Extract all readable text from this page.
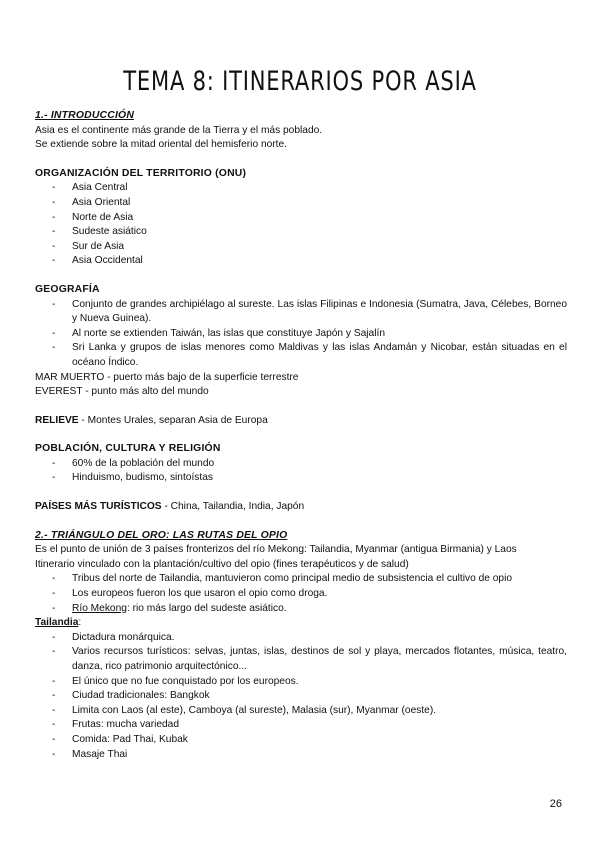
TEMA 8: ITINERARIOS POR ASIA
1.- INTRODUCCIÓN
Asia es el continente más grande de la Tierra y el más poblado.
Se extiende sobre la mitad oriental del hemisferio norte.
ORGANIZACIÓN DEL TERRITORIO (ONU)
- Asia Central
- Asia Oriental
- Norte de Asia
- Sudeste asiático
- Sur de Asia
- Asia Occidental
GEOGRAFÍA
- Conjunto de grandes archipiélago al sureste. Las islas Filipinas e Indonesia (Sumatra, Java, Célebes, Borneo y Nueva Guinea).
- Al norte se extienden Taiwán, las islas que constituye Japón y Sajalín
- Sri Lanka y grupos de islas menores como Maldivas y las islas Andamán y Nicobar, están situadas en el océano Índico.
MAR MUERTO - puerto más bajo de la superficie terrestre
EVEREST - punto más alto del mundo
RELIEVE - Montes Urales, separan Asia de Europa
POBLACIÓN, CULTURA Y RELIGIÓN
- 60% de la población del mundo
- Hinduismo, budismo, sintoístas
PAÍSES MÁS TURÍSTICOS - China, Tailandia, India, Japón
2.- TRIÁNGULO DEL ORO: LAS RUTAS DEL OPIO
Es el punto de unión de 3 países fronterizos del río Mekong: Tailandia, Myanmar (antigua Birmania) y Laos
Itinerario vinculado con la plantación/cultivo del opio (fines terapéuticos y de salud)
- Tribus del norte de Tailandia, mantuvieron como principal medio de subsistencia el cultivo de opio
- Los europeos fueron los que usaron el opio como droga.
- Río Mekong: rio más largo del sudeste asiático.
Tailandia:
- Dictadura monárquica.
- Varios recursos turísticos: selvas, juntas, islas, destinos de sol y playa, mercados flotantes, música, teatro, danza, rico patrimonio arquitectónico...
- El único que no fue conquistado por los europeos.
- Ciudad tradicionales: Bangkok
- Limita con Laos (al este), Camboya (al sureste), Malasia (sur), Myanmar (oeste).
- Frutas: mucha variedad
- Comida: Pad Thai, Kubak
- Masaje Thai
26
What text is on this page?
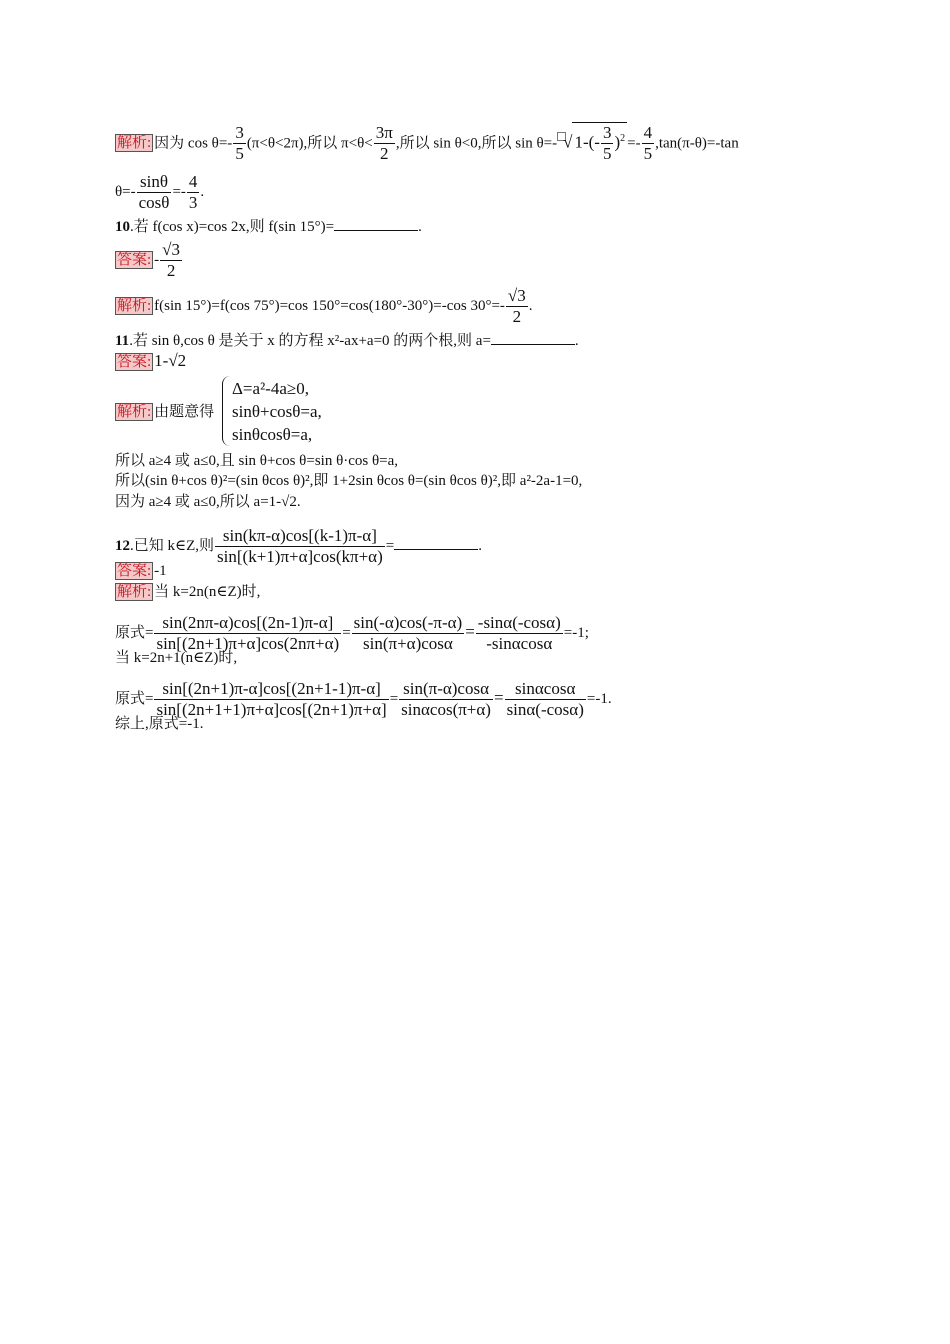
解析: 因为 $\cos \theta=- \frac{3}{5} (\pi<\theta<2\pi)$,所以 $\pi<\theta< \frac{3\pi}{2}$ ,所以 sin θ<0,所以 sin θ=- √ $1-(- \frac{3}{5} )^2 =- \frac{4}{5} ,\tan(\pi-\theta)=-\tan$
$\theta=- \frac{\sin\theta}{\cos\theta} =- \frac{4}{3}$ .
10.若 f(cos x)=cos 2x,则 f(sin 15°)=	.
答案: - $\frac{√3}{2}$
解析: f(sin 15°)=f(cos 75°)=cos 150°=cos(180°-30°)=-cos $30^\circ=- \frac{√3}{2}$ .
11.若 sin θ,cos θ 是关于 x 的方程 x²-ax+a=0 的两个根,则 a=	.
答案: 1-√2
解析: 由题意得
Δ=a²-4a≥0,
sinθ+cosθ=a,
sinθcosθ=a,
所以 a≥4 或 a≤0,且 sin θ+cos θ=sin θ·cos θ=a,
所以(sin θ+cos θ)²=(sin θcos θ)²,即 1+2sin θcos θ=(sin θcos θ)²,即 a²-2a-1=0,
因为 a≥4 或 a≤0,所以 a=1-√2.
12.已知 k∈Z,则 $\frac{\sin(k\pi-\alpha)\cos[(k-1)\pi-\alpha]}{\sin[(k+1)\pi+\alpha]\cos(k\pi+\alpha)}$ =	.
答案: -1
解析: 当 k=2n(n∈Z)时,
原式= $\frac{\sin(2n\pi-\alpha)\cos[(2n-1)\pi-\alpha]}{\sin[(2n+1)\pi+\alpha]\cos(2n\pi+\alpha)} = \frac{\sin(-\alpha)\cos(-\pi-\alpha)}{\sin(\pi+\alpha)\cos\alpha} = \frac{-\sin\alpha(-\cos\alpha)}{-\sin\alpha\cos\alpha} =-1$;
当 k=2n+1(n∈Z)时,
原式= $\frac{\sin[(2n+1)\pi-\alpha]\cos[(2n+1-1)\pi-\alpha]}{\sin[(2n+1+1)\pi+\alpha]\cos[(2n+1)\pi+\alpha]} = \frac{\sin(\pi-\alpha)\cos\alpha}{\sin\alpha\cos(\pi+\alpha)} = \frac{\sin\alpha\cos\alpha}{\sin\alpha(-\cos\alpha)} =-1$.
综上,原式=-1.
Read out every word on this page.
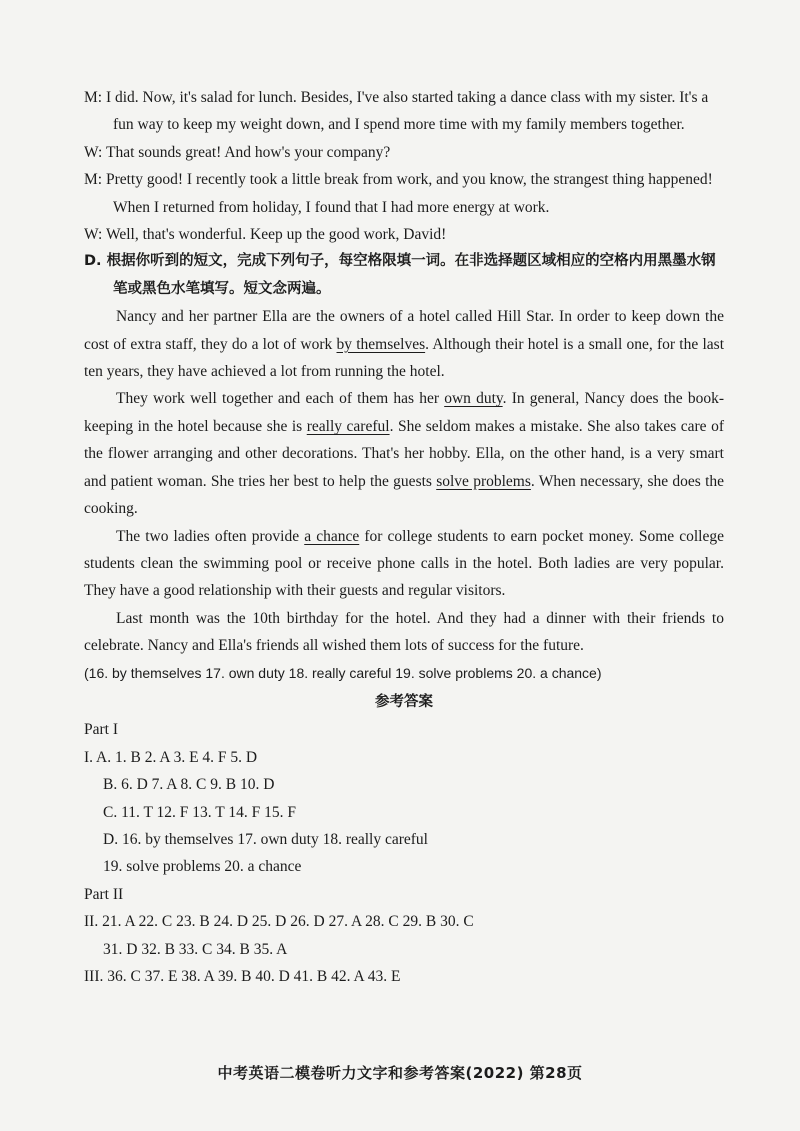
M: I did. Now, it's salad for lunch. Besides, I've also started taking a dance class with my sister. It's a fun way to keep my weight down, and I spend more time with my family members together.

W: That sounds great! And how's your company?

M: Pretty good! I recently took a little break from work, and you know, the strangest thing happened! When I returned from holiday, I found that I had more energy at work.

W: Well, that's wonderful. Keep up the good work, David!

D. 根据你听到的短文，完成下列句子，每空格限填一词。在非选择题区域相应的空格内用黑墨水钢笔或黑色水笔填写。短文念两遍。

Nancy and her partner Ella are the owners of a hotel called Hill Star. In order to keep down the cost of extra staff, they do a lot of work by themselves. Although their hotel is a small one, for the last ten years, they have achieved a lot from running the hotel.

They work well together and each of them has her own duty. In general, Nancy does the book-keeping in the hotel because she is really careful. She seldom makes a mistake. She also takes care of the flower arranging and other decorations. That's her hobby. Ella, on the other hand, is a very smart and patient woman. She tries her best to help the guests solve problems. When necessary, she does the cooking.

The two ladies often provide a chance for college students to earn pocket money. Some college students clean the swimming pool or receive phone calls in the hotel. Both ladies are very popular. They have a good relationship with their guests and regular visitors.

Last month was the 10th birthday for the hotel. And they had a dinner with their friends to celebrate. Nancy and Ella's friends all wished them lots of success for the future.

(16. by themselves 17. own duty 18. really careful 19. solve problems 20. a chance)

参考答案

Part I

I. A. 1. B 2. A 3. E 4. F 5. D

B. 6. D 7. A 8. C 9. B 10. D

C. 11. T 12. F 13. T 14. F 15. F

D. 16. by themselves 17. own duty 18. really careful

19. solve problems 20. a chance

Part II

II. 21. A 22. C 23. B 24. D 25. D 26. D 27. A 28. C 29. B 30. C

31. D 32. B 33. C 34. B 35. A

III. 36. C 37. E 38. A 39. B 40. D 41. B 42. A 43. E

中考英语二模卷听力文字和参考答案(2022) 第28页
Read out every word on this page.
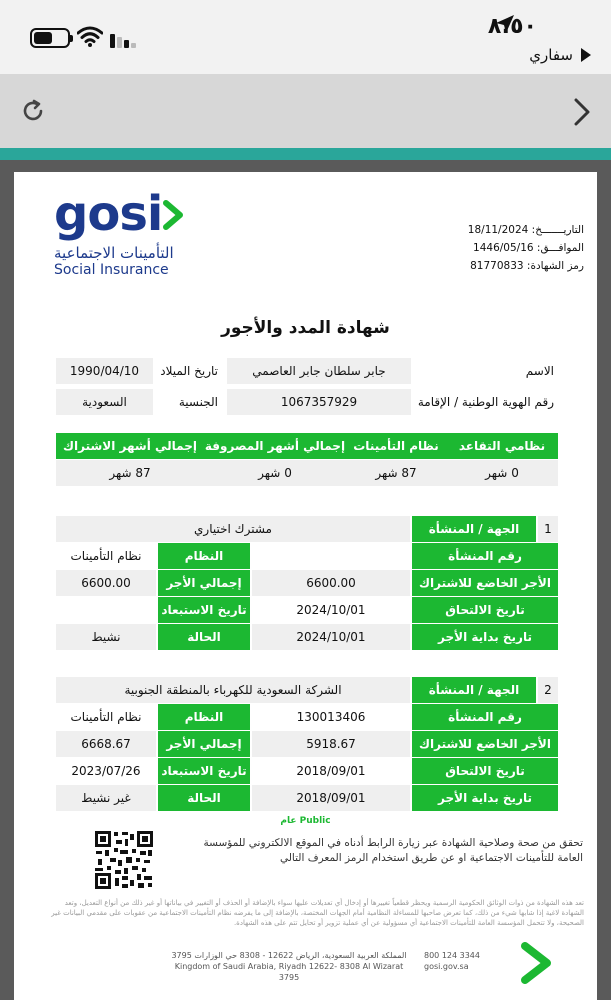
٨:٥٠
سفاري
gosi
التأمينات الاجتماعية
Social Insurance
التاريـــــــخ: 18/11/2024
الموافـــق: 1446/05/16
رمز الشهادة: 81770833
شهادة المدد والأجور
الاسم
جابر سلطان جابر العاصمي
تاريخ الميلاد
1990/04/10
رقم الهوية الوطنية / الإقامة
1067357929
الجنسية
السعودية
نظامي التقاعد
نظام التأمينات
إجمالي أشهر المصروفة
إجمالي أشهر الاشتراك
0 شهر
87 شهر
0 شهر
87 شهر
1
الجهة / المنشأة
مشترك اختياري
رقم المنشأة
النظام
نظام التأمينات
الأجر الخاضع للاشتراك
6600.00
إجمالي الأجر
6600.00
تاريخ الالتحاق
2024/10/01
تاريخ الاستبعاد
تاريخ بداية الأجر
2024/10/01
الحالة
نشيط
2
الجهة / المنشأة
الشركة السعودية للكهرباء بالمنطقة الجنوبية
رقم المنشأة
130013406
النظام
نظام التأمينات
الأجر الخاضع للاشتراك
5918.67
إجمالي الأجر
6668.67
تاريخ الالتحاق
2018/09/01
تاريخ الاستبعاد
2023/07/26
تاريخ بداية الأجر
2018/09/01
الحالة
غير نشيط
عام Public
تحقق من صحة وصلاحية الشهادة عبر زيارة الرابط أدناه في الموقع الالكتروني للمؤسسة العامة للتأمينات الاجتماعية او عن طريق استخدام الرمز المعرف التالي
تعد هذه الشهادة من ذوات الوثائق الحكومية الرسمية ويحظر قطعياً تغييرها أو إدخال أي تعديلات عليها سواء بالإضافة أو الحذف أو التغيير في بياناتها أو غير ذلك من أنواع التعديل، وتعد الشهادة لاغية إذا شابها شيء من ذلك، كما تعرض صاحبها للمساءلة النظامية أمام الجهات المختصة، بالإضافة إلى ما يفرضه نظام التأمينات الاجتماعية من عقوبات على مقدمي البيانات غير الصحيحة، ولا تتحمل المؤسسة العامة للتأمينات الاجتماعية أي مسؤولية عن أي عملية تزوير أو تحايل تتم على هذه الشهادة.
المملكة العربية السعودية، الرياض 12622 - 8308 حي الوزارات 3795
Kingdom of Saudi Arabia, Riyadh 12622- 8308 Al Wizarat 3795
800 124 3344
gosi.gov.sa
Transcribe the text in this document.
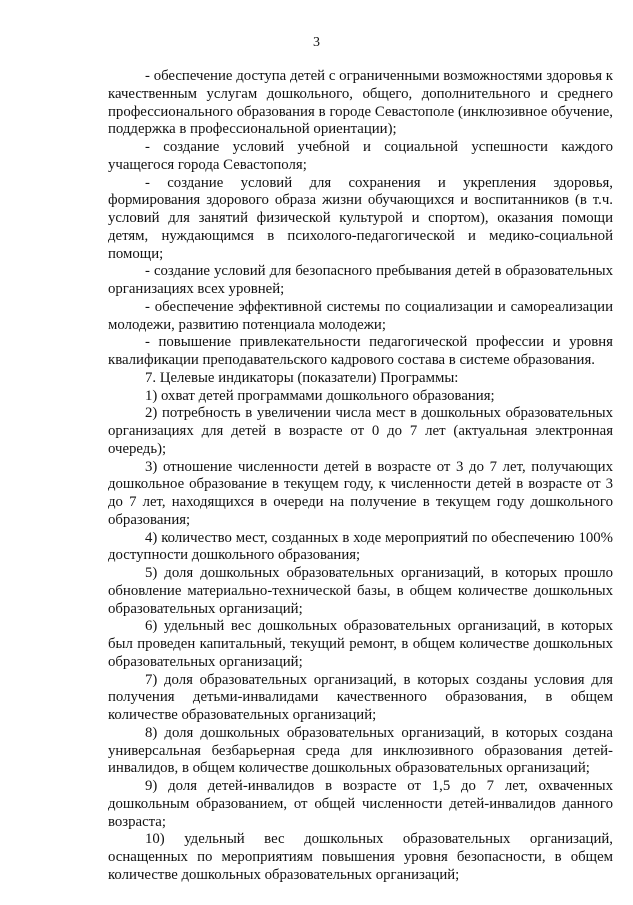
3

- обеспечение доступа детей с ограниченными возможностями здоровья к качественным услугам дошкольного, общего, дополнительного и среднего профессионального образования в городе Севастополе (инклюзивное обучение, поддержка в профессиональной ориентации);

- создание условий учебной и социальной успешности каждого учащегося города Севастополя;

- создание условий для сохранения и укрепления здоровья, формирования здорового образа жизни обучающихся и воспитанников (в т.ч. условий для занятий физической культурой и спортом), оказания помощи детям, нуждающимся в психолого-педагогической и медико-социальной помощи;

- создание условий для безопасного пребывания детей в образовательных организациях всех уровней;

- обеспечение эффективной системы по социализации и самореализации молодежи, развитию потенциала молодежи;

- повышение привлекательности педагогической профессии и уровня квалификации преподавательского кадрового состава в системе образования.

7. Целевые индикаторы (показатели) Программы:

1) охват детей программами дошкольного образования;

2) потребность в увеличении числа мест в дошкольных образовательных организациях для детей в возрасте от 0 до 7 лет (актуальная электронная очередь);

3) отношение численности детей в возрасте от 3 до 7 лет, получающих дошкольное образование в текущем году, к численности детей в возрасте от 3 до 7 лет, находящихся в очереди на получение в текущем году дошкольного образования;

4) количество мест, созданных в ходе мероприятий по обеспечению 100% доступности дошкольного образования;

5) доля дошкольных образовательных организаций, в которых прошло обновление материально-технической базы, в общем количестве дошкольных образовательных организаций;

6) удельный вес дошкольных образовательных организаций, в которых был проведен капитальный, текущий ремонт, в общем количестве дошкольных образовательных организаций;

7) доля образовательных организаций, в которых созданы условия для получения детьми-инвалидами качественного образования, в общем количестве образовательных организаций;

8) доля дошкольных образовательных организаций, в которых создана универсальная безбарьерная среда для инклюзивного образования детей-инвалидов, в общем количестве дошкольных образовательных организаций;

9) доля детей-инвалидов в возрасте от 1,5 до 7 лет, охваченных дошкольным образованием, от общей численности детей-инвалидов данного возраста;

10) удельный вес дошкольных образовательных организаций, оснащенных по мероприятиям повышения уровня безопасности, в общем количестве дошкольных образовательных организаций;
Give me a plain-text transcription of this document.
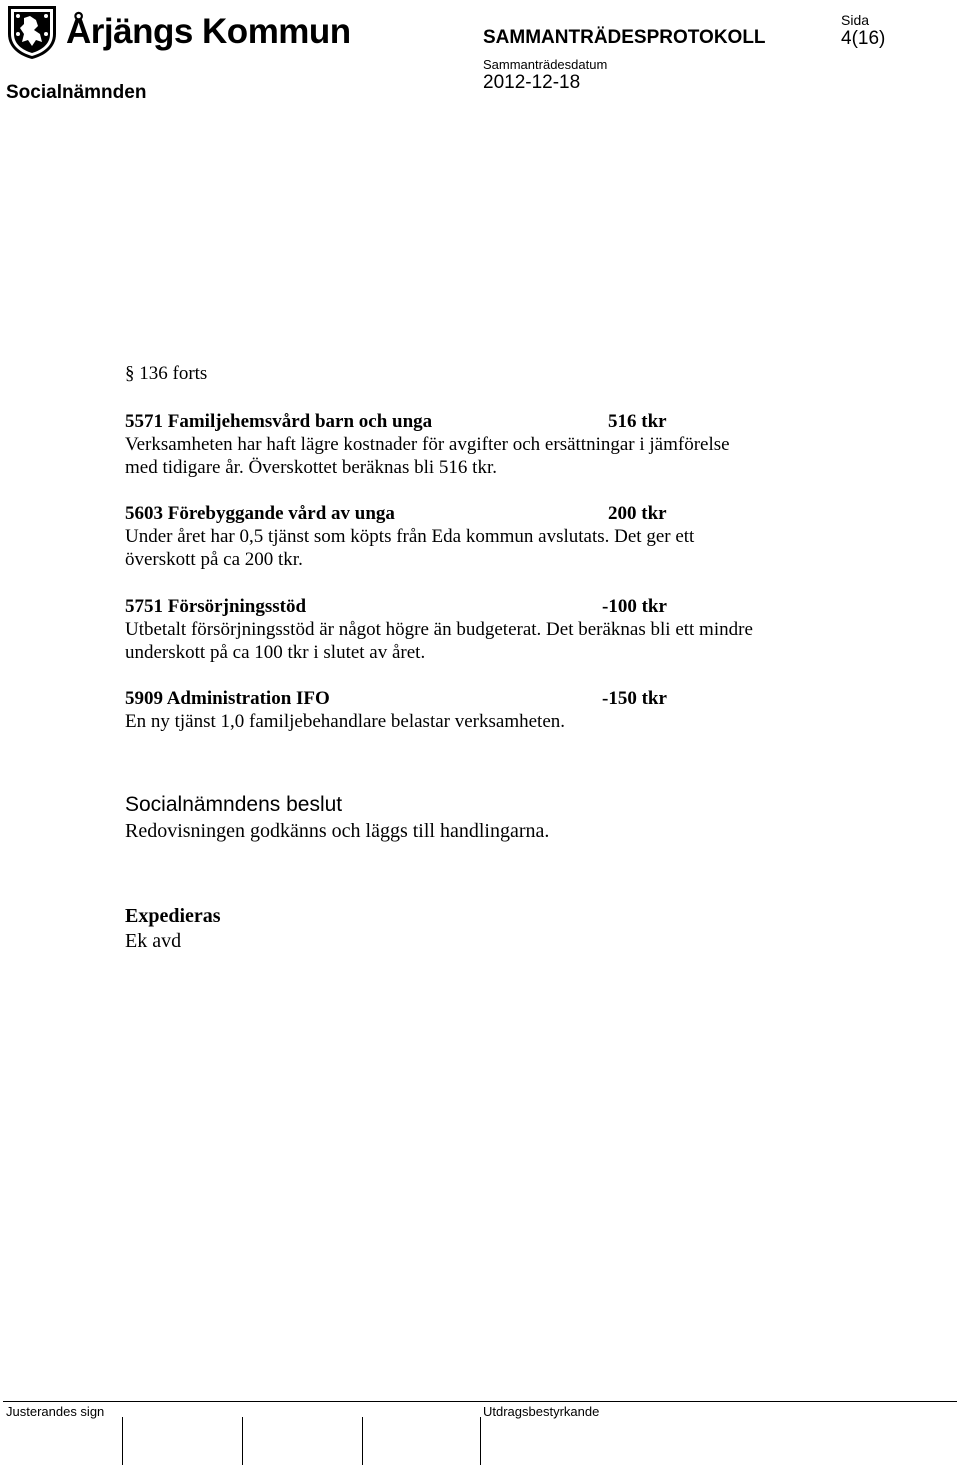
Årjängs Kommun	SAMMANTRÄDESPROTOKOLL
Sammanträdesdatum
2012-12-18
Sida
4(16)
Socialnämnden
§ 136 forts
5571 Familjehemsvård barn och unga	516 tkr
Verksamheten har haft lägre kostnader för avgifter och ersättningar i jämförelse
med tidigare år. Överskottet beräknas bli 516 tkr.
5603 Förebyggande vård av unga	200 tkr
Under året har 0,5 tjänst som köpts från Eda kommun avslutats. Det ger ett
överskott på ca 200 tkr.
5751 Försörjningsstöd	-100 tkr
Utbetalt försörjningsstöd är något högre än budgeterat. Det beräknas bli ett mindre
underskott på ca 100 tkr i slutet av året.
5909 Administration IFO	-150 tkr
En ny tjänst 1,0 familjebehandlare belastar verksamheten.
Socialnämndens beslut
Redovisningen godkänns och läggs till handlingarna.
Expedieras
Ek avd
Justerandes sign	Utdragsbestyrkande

*Instructions to follow*
Tally how many lines of the data include the word "punto". Write the number and nothing else.

*Complete output*
2